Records
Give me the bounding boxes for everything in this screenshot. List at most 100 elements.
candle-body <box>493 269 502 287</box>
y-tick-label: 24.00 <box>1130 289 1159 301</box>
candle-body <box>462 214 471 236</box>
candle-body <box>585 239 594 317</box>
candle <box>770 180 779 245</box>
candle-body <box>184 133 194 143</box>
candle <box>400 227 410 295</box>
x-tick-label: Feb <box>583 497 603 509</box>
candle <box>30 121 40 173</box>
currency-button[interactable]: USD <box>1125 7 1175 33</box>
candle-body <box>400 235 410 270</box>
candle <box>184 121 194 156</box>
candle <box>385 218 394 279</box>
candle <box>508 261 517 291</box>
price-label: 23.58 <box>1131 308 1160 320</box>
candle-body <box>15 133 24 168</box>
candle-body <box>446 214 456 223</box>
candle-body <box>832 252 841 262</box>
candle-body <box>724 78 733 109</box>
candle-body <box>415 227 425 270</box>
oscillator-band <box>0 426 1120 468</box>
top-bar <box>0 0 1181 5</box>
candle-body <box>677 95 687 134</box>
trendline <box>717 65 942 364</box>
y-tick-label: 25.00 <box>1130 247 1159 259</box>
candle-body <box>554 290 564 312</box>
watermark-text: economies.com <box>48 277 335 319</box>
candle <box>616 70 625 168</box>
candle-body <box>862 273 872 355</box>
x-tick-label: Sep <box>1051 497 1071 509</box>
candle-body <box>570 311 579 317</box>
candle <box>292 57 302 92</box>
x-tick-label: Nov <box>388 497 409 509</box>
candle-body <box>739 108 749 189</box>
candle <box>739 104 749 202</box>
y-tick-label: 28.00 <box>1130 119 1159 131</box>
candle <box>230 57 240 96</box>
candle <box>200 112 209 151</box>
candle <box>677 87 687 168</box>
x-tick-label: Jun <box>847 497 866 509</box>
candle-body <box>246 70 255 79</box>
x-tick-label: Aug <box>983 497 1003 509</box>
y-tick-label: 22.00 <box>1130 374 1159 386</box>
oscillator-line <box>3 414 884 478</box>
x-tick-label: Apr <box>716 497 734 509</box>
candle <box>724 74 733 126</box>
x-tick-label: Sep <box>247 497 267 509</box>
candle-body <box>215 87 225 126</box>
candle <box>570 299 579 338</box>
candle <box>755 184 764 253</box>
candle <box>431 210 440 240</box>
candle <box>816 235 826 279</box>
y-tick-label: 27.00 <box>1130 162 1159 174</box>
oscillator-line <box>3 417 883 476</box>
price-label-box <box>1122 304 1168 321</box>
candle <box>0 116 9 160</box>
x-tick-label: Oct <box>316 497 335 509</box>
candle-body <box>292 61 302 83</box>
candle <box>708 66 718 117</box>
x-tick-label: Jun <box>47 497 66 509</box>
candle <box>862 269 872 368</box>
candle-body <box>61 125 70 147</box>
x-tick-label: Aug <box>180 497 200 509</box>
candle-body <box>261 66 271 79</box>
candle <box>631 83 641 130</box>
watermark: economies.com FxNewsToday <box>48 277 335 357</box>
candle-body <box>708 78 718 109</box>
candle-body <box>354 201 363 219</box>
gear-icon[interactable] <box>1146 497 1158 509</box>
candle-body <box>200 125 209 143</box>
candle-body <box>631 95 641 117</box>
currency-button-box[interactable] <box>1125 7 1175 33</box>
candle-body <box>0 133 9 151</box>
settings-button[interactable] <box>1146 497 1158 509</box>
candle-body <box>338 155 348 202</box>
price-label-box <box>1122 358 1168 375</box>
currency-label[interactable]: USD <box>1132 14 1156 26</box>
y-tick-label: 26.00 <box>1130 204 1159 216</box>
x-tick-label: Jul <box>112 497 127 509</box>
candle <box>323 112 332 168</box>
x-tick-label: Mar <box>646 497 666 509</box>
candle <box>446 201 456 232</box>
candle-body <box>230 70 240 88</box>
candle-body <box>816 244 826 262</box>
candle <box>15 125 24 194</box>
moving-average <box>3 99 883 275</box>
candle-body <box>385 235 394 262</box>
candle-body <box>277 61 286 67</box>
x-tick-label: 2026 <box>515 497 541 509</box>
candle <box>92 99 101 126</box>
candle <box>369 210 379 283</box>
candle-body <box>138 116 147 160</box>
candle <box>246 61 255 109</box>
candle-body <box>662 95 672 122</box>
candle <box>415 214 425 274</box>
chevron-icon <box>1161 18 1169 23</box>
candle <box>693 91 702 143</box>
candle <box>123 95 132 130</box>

WHAT YOU ARE ASKED TO DO - Copy every line of the data above, keeping each one unchanged.

RESPONSE TO THIS EXERCISE -
Give me the bounding boxes for everything in this screenshot. List at most 100 elements.
candle-body <box>493 269 502 287</box>
y-tick-label: 24.00 <box>1130 289 1159 301</box>
candle-body <box>462 214 471 236</box>
candle-body <box>585 239 594 317</box>
candle <box>770 180 779 245</box>
candle-body <box>184 133 194 143</box>
candle <box>400 227 410 295</box>
x-tick-label: Feb <box>583 497 603 509</box>
candle <box>30 121 40 173</box>
currency-button[interactable]: USD <box>1125 7 1175 33</box>
candle-body <box>400 235 410 270</box>
candle <box>184 121 194 156</box>
candle <box>385 218 394 279</box>
candle <box>508 261 517 291</box>
price-label: 23.58 <box>1131 308 1160 320</box>
candle-body <box>15 133 24 168</box>
candle-body <box>446 214 456 223</box>
candle-body <box>832 252 841 262</box>
candle-body <box>724 78 733 109</box>
candle-body <box>415 227 425 270</box>
oscillator-band <box>0 426 1120 468</box>
top-bar <box>0 0 1181 5</box>
candle-body <box>677 95 687 134</box>
trendline <box>717 65 942 364</box>
y-tick-label: 25.00 <box>1130 247 1159 259</box>
candle-body <box>554 290 564 312</box>
watermark-text: economies.com <box>48 277 335 319</box>
candle <box>616 70 625 168</box>
candle-body <box>862 273 872 355</box>
x-tick-label: Sep <box>1051 497 1071 509</box>
candle-body <box>570 311 579 317</box>
candle <box>292 57 302 92</box>
x-tick-label: Nov <box>388 497 409 509</box>
candle-body <box>739 108 749 189</box>
candle <box>739 104 749 202</box>
y-tick-label: 28.00 <box>1130 119 1159 131</box>
candle <box>230 57 240 96</box>
candle <box>200 112 209 151</box>
candle <box>677 87 687 168</box>
x-tick-label: Jun <box>847 497 866 509</box>
candle-body <box>246 70 255 79</box>
x-tick-label: Aug <box>983 497 1003 509</box>
y-tick-label: 22.00 <box>1130 374 1159 386</box>
oscillator-line <box>3 414 884 478</box>
x-tick-label: Apr <box>716 497 734 509</box>
candle <box>724 74 733 126</box>
x-tick-label: Sep <box>247 497 267 509</box>
candle-body <box>215 87 225 126</box>
candle <box>570 299 579 338</box>
candle <box>755 184 764 253</box>
candle <box>431 210 440 240</box>
candle <box>816 235 826 279</box>
y-tick-label: 27.00 <box>1130 162 1159 174</box>
oscillator-line <box>3 417 883 476</box>
price-label-box <box>1122 304 1168 321</box>
candle <box>0 116 9 160</box>
x-tick-label: Oct <box>316 497 335 509</box>
candle-body <box>292 61 302 83</box>
candle <box>708 66 718 117</box>
x-tick-label: Jun <box>47 497 66 509</box>
candle <box>862 269 872 368</box>
candle-body <box>61 125 70 147</box>
x-tick-label: Aug <box>180 497 200 509</box>
candle-body <box>261 66 271 79</box>
candle <box>631 83 641 130</box>
watermark: economies.com FxNewsToday <box>48 277 335 357</box>
candle-body <box>708 78 718 109</box>
candle-body <box>354 201 363 219</box>
gear-icon[interactable] <box>1146 497 1158 509</box>
candle-body <box>200 125 209 143</box>
candle-body <box>631 95 641 117</box>
currency-button-box[interactable] <box>1125 7 1175 33</box>
candle-body <box>0 133 9 151</box>
settings-button[interactable] <box>1146 497 1158 509</box>
candle-body <box>338 155 348 202</box>
price-label-box <box>1122 358 1168 375</box>
currency-label[interactable]: USD <box>1132 14 1156 26</box>
y-tick-label: 26.00 <box>1130 204 1159 216</box>
x-tick-label: Jul <box>112 497 127 509</box>
candle <box>323 112 332 168</box>
x-tick-label: Mar <box>646 497 666 509</box>
candle <box>446 201 456 232</box>
candle-body <box>230 70 240 88</box>
candle-body <box>816 244 826 262</box>
candle <box>15 125 24 194</box>
moving-average <box>3 99 883 275</box>
candle-body <box>385 235 394 262</box>
candle-body <box>277 61 286 67</box>
x-tick-label: 2026 <box>515 497 541 509</box>
candle <box>92 99 101 126</box>
candle <box>369 210 379 283</box>
candle-body <box>138 116 147 160</box>
candle <box>246 61 255 109</box>
candle-body <box>662 95 672 122</box>
candle <box>415 214 425 274</box>
chevron-icon <box>1161 18 1169 23</box>
candle <box>693 91 702 143</box>
candle <box>123 95 132 130</box>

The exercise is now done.